__EXERCISE INPUT__
— start —
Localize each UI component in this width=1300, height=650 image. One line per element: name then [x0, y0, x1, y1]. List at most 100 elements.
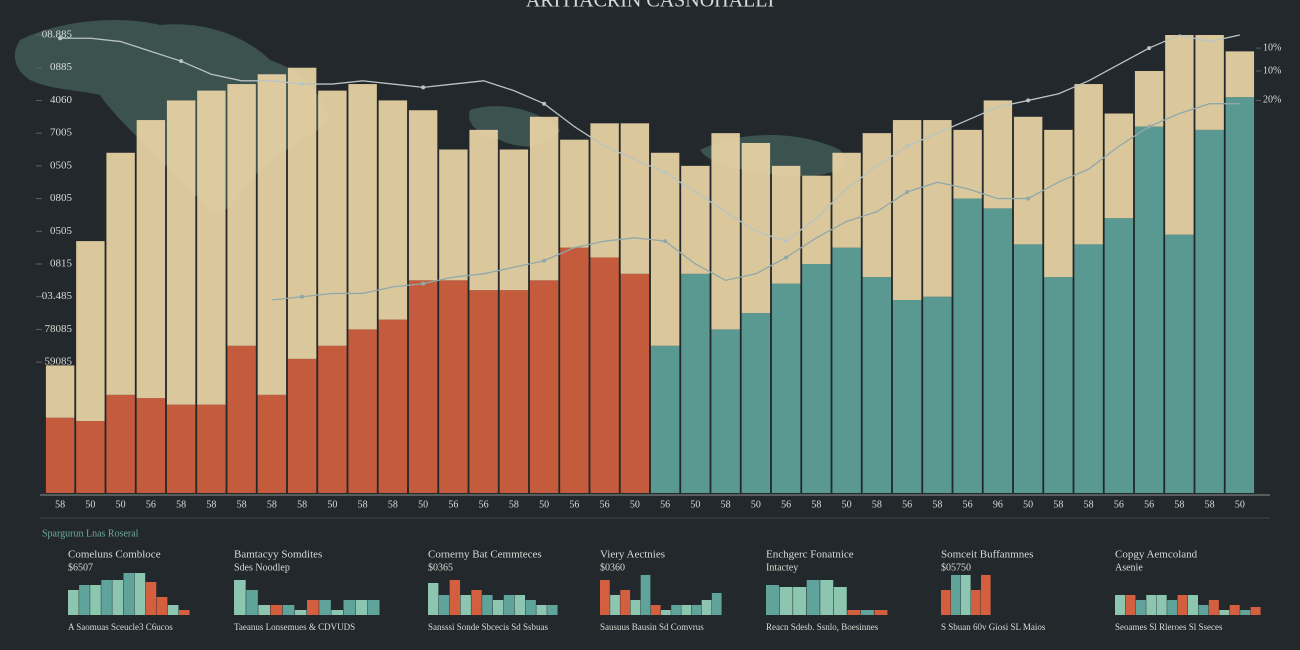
- mini-bar: [1188, 595, 1199, 615]
- y-tick-label: 78085: [45, 323, 73, 335]
- mini-bar: [246, 590, 258, 615]
- y-tick-label: 59085: [45, 356, 73, 368]
- bar-segment: [106, 394, 135, 493]
- x-tick-label: 50: [85, 499, 95, 510]
- mini-bar: [294, 610, 307, 615]
- bar-segment: [650, 345, 680, 493]
- bar-segment: [892, 299, 922, 493]
- bar-segment: [348, 329, 377, 493]
- bar-segment: [227, 345, 256, 493]
- bar-segment: [166, 404, 196, 493]
- bar-segment: [287, 67, 317, 359]
- bar-segment: [681, 165, 710, 274]
- y-tick-label: 03.485: [42, 290, 73, 302]
- mini-chart: Comeluns Combloce$6507 A Saomuas Sceucle3…: [68, 549, 190, 632]
- x-tick-label: 56: [448, 499, 458, 510]
- mini-subtitle: $0365: [428, 562, 453, 573]
- bar-segment: [106, 152, 135, 395]
- mini-bar: [482, 595, 493, 615]
- bar-segment: [1134, 126, 1164, 493]
- y2-tick-label: 10%: [1263, 42, 1281, 53]
- mini-bar: [671, 605, 681, 615]
- mini-caption: Taeanus Lonsemues & CDVUDS: [234, 622, 355, 632]
- line-point: [179, 59, 184, 64]
- bar-segment: [1165, 35, 1194, 235]
- bar-segment: [166, 100, 196, 405]
- line-point: [1147, 46, 1152, 51]
- x-tick-label: 58: [358, 499, 368, 510]
- x-tick-label: 58: [1205, 499, 1215, 510]
- mini-bar: [101, 580, 112, 615]
- bar-segment: [408, 110, 438, 281]
- bar-segment: [378, 100, 408, 320]
- bar-segment: [1104, 113, 1134, 219]
- x-tick-label: 58: [811, 499, 821, 510]
- mini-bar: [691, 605, 702, 615]
- bar-segment: [1044, 277, 1073, 493]
- bar-segment: [529, 280, 559, 493]
- y-tick-label: 0505: [50, 159, 73, 171]
- bar-segment: [499, 290, 529, 493]
- x-tick-label: 58: [872, 499, 882, 510]
- mini-subtitle: Intactey: [766, 562, 798, 573]
- mini-chart: Somceit Buffanmnes$05750 S Sbuan 60v Gios…: [941, 549, 1046, 632]
- mini-subtitle: $0360: [600, 562, 625, 573]
- mini-bar: [610, 595, 620, 615]
- mini-bar: [1135, 600, 1146, 615]
- y-tick-label: 0505: [50, 225, 73, 237]
- x-tick-label: 58: [237, 499, 247, 510]
- mini-bar: [307, 600, 319, 615]
- bar-segment: [76, 421, 105, 493]
- mini-bar: [661, 610, 671, 615]
- bar-segment: [348, 84, 377, 330]
- line-point: [1026, 196, 1031, 201]
- x-tick-label: 58: [55, 499, 65, 510]
- bar-segment: [469, 129, 498, 291]
- mini-subtitle: $6507: [68, 562, 93, 573]
- bar-segment: [590, 257, 619, 493]
- mini-bar: [68, 590, 79, 615]
- mini-bar: [112, 580, 124, 615]
- bar-segment: [953, 198, 982, 494]
- bar-segment: [197, 404, 226, 493]
- mini-subtitle: $05750: [941, 562, 971, 573]
- mini-bar: [847, 610, 861, 615]
- bar-segment: [136, 120, 166, 399]
- mini-bar: [145, 582, 157, 615]
- mini-bar: [343, 600, 356, 615]
- x-tick-label: 56: [479, 499, 489, 510]
- bar-segment: [318, 90, 347, 346]
- x-tick-label: 58: [1174, 499, 1184, 510]
- line-point: [421, 281, 426, 286]
- bar-segment: [832, 247, 861, 493]
- line-point: [663, 239, 668, 244]
- bar-segment: [590, 123, 619, 258]
- bar-segment: [439, 280, 468, 493]
- bar-segment: [45, 365, 75, 418]
- main-chart: 08.885 0885 4060 7005 0505 0805 0505 0815 03.485…: [36, 29, 1281, 510]
- line-point: [784, 255, 789, 260]
- y-tick-label: 08.885: [42, 29, 73, 41]
- bar-segment: [76, 241, 105, 422]
- panel-heading: Spargurun Lnas Roseral: [42, 528, 139, 539]
- line-point: [58, 36, 63, 41]
- bar-segment: [197, 90, 226, 405]
- mini-bar: [630, 600, 641, 615]
- y-tick-label: 0885: [50, 61, 73, 73]
- x-tick-label: 50: [1023, 499, 1033, 510]
- mini-bar: [1208, 600, 1219, 615]
- x-tick-label: 56: [902, 499, 912, 510]
- bar-segment: [802, 175, 831, 264]
- bar-segment: [1074, 244, 1103, 493]
- mini-bar: [806, 580, 820, 615]
- x-tick-label: 56: [1144, 499, 1154, 510]
- bar-segment: [287, 358, 317, 493]
- bar-segment: [802, 264, 831, 493]
- mini-bar: [428, 583, 439, 615]
- mini-title: Bamtacyy Somdites: [234, 549, 322, 561]
- y2-tick-label: 10%: [1263, 65, 1281, 76]
- mini-bar: [779, 587, 793, 615]
- mini-title: Viery Aectnies: [600, 549, 665, 561]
— end —
__GIVEN EXERCISE__
Could you copy out every one of the lines above without changing anything, leaving out the pictures?

__EXPECTED OUTPUT__
Localize each UI component in this width=1300, height=650 image. One line per element: name then [x0, y0, x1, y1]. List at most 100 elements.
- mini-bar: [1188, 595, 1199, 615]
- y-tick-label: 78085: [45, 323, 73, 335]
- mini-bar: [246, 590, 258, 615]
- y-tick-label: 59085: [45, 356, 73, 368]
- bar-segment: [106, 394, 135, 493]
- x-tick-label: 50: [85, 499, 95, 510]
- mini-bar: [294, 610, 307, 615]
- bar-segment: [650, 345, 680, 493]
- bar-segment: [892, 299, 922, 493]
- bar-segment: [348, 329, 377, 493]
- bar-segment: [227, 345, 256, 493]
- bar-segment: [166, 404, 196, 493]
- bar-segment: [287, 67, 317, 359]
- bar-segment: [681, 165, 710, 274]
- y-tick-label: 03.485: [42, 290, 73, 302]
- mini-chart: Comeluns Combloce$6507 A Saomuas Sceucle3…: [68, 549, 190, 632]
- x-tick-label: 56: [448, 499, 458, 510]
- mini-subtitle: $0365: [428, 562, 453, 573]
- bar-segment: [106, 152, 135, 395]
- mini-bar: [482, 595, 493, 615]
- bar-segment: [1134, 126, 1164, 493]
- y2-tick-label: 10%: [1263, 42, 1281, 53]
- mini-bar: [671, 605, 681, 615]
- mini-caption: Taeanus Lonsemues & CDVUDS: [234, 622, 355, 632]
- line-point: [179, 59, 184, 64]
- bar-segment: [1165, 35, 1194, 235]
- bar-segment: [166, 100, 196, 405]
- line-point: [1147, 46, 1152, 51]
- x-tick-label: 58: [358, 499, 368, 510]
- x-tick-label: 58: [1205, 499, 1215, 510]
- mini-bar: [101, 580, 112, 615]
- bar-segment: [408, 110, 438, 281]
- bar-segment: [378, 100, 408, 320]
- bar-segment: [1104, 113, 1134, 219]
- x-tick-label: 58: [811, 499, 821, 510]
- mini-bar: [691, 605, 702, 615]
- bar-segment: [1044, 277, 1073, 493]
- bar-segment: [529, 280, 559, 493]
- y-tick-label: 0505: [50, 159, 73, 171]
- bar-segment: [499, 290, 529, 493]
- x-tick-label: 58: [872, 499, 882, 510]
- mini-subtitle: Intactey: [766, 562, 798, 573]
- mini-chart: Somceit Buffanmnes$05750 S Sbuan 60v Gios…: [941, 549, 1046, 632]
- mini-subtitle: $0360: [600, 562, 625, 573]
- mini-bar: [610, 595, 620, 615]
- mini-bar: [1135, 600, 1146, 615]
- y-tick-label: 0505: [50, 225, 73, 237]
- x-tick-label: 58: [237, 499, 247, 510]
- mini-bar: [307, 600, 319, 615]
- bar-segment: [76, 421, 105, 493]
- mini-bar: [661, 610, 671, 615]
- bar-segment: [348, 84, 377, 330]
- line-point: [1026, 196, 1031, 201]
- x-tick-label: 58: [55, 499, 65, 510]
- bar-segment: [469, 129, 498, 291]
- mini-subtitle: $6507: [68, 562, 93, 573]
- bar-segment: [590, 257, 619, 493]
- mini-bar: [68, 590, 79, 615]
- mini-bar: [112, 580, 124, 615]
- bar-segment: [953, 198, 982, 494]
- bar-segment: [197, 404, 226, 493]
- mini-subtitle: $05750: [941, 562, 971, 573]
- mini-bar: [847, 610, 861, 615]
- bar-segment: [136, 120, 166, 399]
- mini-bar: [145, 582, 157, 615]
- mini-bar: [343, 600, 356, 615]
- x-tick-label: 56: [479, 499, 489, 510]
- bar-segment: [318, 90, 347, 346]
- x-tick-label: 58: [1174, 499, 1184, 510]
- line-point: [421, 281, 426, 286]
- bar-segment: [832, 247, 861, 493]
- line-point: [663, 239, 668, 244]
- bar-segment: [590, 123, 619, 258]
- bar-segment: [439, 280, 468, 493]
- bar-segment: [45, 365, 75, 418]
- main-chart: 08.885 0885 4060 7005 0505 0805 0505 0815 03.485…: [36, 29, 1281, 510]
- line-point: [784, 255, 789, 260]
- y-tick-label: 08.885: [42, 29, 73, 41]
- bar-segment: [76, 241, 105, 422]
- panel-heading: Spargurun Lnas Roseral: [42, 528, 139, 539]
- line-point: [58, 36, 63, 41]
- bar-segment: [197, 90, 226, 405]
- mini-bar: [630, 600, 641, 615]
- y-tick-label: 0885: [50, 61, 73, 73]
- x-tick-label: 50: [1023, 499, 1033, 510]
- mini-bar: [1208, 600, 1219, 615]
- x-tick-label: 56: [902, 499, 912, 510]
- bar-segment: [802, 175, 831, 264]
- bar-segment: [1074, 244, 1103, 493]
- mini-bar: [806, 580, 820, 615]
- x-tick-label: 56: [1144, 499, 1154, 510]
- bar-segment: [287, 358, 317, 493]
- bar-segment: [802, 264, 831, 493]
- mini-bar: [428, 583, 439, 615]
- mini-title: Bamtacyy Somdites: [234, 549, 322, 561]
- y2-tick-label: 10%: [1263, 65, 1281, 76]
- mini-bar: [779, 587, 793, 615]
- mini-title: Viery Aectnies: [600, 549, 665, 561]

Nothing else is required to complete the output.